# Listed entries start

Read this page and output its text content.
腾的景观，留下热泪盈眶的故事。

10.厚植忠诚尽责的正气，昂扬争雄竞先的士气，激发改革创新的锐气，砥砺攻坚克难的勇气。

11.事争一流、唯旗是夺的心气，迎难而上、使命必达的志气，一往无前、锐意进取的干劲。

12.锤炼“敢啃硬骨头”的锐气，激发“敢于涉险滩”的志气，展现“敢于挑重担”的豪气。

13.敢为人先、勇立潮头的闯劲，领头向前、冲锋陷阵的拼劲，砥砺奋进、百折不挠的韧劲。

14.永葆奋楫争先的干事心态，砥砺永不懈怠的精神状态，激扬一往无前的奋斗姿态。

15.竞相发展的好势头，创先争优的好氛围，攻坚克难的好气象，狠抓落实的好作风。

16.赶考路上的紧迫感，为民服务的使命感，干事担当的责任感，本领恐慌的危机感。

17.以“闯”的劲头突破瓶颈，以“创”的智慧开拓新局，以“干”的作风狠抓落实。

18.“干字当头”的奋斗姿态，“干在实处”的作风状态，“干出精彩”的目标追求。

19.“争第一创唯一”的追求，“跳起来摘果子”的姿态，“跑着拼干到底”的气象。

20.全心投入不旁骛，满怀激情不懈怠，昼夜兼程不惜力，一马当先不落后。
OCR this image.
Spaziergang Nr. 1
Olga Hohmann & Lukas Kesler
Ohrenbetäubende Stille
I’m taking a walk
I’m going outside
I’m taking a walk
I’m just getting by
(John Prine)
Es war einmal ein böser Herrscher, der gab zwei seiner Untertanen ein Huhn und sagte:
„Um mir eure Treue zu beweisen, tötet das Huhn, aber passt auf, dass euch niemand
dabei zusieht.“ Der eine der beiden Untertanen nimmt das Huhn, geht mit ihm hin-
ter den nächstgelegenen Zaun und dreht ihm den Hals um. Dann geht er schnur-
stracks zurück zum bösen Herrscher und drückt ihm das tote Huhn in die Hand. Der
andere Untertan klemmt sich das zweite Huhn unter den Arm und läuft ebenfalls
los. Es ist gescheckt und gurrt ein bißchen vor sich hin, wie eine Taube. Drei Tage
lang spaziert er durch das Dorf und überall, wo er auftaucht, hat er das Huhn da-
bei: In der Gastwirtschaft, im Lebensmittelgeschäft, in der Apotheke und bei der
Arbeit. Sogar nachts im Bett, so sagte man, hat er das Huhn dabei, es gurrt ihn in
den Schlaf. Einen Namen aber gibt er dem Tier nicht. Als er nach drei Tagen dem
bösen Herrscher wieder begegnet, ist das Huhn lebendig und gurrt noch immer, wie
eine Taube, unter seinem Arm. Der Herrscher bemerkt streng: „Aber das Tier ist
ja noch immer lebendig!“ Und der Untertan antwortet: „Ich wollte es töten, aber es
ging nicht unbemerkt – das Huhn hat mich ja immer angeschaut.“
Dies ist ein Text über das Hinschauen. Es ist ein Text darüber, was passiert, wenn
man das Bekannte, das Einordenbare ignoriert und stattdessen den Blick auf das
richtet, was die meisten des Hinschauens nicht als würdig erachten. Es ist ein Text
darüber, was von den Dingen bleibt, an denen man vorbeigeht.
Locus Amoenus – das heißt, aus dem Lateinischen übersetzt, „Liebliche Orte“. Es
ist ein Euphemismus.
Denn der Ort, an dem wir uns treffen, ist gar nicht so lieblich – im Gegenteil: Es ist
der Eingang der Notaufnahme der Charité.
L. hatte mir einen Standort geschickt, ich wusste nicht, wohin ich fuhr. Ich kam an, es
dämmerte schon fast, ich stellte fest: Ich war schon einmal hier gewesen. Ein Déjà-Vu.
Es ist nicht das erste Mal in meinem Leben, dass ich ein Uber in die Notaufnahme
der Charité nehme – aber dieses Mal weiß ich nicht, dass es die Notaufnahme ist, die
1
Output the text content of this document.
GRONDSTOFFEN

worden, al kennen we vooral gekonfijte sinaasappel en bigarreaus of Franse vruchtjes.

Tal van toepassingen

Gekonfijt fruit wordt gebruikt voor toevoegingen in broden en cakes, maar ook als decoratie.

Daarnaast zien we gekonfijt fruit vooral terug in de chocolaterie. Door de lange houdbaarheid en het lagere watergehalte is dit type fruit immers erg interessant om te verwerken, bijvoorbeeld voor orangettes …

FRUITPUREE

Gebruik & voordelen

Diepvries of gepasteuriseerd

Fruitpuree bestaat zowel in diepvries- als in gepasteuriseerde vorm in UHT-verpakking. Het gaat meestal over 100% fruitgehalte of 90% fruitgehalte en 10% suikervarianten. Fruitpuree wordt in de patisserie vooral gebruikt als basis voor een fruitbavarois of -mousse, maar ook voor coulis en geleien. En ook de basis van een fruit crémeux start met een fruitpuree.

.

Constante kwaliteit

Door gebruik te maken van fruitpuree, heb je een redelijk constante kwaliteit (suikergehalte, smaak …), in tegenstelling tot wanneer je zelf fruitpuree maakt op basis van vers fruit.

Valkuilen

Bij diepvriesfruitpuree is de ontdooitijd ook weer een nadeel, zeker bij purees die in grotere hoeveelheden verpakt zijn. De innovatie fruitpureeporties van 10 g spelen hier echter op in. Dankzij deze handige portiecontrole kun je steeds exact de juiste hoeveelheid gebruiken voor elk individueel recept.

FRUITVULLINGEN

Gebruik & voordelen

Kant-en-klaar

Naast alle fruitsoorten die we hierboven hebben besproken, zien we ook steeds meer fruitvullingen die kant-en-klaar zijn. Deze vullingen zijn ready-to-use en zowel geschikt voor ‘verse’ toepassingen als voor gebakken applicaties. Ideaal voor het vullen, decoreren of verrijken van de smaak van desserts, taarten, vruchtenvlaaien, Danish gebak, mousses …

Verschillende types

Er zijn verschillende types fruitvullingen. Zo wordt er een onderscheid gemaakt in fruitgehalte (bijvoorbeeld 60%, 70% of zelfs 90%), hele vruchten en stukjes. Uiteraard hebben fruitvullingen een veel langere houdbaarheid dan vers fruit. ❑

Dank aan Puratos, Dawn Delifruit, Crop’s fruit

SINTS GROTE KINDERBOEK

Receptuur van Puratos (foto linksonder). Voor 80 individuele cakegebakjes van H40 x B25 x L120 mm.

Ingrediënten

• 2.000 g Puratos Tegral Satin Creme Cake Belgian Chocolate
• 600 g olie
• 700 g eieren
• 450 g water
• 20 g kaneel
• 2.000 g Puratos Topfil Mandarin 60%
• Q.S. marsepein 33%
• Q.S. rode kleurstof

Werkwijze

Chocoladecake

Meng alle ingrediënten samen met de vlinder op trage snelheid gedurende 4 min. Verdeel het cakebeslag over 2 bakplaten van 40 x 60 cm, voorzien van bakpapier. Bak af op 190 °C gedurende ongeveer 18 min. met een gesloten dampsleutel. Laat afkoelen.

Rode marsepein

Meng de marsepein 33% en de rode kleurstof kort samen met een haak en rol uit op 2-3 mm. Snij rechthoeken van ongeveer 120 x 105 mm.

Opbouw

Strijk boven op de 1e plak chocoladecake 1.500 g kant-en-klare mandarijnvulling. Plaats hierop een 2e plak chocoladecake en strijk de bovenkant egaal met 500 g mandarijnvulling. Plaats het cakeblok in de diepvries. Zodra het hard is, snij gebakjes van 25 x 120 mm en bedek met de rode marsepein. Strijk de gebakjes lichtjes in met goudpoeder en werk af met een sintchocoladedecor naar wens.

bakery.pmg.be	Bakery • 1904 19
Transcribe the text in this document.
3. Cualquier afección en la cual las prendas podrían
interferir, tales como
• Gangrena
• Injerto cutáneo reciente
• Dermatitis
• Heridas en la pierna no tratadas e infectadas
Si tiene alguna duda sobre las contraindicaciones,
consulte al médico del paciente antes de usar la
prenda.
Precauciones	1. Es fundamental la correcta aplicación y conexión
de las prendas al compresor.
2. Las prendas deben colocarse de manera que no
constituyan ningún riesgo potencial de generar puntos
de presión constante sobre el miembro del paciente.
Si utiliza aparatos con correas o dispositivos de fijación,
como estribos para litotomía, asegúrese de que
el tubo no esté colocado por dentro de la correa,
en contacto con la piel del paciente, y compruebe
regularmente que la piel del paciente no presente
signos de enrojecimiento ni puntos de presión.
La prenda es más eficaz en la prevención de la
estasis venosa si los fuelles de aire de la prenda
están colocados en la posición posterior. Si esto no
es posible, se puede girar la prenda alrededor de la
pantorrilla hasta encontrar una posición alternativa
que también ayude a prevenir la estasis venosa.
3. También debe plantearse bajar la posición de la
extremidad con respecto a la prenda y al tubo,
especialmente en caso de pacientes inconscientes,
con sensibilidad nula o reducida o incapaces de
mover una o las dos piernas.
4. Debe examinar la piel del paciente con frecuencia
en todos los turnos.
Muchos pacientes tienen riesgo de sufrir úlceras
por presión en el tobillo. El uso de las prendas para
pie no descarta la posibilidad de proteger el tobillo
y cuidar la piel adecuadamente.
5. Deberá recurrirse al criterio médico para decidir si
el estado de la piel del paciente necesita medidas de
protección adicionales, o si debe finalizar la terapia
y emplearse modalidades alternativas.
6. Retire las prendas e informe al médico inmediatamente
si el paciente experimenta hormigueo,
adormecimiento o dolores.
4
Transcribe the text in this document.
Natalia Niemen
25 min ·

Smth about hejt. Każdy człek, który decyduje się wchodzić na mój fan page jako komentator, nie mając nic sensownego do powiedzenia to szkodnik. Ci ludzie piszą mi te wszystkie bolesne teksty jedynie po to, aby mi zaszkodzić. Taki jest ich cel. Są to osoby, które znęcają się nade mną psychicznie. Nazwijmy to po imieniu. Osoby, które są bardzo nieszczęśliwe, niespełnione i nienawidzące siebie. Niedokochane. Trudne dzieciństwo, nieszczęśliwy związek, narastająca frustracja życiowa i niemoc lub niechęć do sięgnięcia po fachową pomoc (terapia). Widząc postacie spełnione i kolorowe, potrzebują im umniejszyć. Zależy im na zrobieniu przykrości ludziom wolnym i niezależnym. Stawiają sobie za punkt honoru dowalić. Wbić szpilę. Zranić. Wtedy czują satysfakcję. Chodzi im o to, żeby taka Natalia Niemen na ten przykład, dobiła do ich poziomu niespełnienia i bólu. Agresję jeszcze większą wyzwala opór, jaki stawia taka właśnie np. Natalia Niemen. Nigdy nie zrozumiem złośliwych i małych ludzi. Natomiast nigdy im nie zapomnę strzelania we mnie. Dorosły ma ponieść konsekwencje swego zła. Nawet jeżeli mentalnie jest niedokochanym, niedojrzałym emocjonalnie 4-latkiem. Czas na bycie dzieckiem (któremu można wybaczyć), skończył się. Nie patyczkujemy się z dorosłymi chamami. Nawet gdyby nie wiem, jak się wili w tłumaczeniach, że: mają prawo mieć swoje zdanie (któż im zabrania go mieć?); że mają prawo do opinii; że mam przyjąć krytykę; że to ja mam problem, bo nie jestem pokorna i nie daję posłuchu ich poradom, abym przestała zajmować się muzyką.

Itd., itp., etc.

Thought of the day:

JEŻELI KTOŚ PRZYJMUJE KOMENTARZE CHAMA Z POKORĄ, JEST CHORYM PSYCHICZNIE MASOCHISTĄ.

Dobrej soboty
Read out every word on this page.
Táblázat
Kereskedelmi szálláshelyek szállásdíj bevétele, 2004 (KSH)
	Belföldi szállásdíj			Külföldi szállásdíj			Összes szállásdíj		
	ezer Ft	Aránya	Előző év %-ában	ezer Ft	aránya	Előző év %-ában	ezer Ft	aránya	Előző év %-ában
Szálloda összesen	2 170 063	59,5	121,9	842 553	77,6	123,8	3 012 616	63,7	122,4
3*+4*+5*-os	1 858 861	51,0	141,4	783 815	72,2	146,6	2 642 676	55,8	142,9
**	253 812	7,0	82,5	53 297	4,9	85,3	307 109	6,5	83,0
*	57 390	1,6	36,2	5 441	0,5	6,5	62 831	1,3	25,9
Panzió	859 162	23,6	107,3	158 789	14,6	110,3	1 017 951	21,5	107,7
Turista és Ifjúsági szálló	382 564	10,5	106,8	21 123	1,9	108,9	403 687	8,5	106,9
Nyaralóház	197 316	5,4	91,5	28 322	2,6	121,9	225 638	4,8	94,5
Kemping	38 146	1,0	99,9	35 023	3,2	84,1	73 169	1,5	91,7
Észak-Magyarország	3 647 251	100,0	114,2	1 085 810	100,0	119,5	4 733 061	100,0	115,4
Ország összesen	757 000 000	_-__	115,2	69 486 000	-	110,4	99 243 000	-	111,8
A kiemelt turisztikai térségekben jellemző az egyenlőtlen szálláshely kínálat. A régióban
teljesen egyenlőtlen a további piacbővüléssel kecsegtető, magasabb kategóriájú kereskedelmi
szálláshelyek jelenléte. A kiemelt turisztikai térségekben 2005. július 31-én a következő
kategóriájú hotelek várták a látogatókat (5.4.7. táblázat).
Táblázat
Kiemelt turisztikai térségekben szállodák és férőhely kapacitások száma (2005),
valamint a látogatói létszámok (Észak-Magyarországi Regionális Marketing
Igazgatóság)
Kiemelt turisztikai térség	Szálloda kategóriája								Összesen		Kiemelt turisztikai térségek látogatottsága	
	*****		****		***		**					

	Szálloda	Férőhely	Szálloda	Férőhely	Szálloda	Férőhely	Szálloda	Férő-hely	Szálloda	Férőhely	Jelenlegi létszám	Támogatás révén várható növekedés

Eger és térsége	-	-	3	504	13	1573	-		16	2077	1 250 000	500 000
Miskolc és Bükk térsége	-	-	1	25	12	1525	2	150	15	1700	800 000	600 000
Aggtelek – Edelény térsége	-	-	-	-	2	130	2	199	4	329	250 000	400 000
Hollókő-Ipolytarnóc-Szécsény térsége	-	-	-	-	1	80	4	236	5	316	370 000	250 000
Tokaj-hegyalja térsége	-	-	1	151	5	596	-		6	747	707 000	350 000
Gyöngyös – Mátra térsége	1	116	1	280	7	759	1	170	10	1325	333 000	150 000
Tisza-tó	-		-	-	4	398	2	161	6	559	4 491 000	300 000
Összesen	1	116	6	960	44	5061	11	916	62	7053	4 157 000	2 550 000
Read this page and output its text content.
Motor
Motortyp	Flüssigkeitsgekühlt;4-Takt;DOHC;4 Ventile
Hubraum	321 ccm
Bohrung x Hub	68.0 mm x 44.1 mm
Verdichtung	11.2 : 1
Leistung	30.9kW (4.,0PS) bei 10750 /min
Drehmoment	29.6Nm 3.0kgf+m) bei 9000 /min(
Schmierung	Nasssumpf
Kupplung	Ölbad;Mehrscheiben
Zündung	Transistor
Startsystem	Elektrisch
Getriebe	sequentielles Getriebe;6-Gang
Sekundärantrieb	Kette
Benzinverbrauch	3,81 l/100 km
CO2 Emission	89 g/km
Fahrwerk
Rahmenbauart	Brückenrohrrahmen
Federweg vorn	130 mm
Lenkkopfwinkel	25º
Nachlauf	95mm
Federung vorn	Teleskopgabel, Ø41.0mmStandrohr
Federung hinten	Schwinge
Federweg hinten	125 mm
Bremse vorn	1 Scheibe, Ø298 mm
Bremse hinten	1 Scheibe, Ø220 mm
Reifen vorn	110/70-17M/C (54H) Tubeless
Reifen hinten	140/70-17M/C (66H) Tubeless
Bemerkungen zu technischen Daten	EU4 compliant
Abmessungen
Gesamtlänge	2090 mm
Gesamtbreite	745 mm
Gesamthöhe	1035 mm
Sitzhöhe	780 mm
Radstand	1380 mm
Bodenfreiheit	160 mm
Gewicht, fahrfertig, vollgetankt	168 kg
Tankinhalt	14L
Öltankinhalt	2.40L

# Listed entries end

Find the lines holding "toepassingen" and list every one.

**Solution for this exercise:**
Tal van toepassingen
Naast alle fruitsoorten die we hierboven hebben besproken, zien we ook steeds meer fruitvullingen die kant-en-klaar zijn. Deze vullingen zijn ready-to-use en zowel geschikt voor ‘verse’ toepassingen als voor gebakken applicaties. Ideaal voor het vullen, decoreren of verrijken van de smaak van desserts, taarten, vruchtenvlaaien, Danish gebak, mousses …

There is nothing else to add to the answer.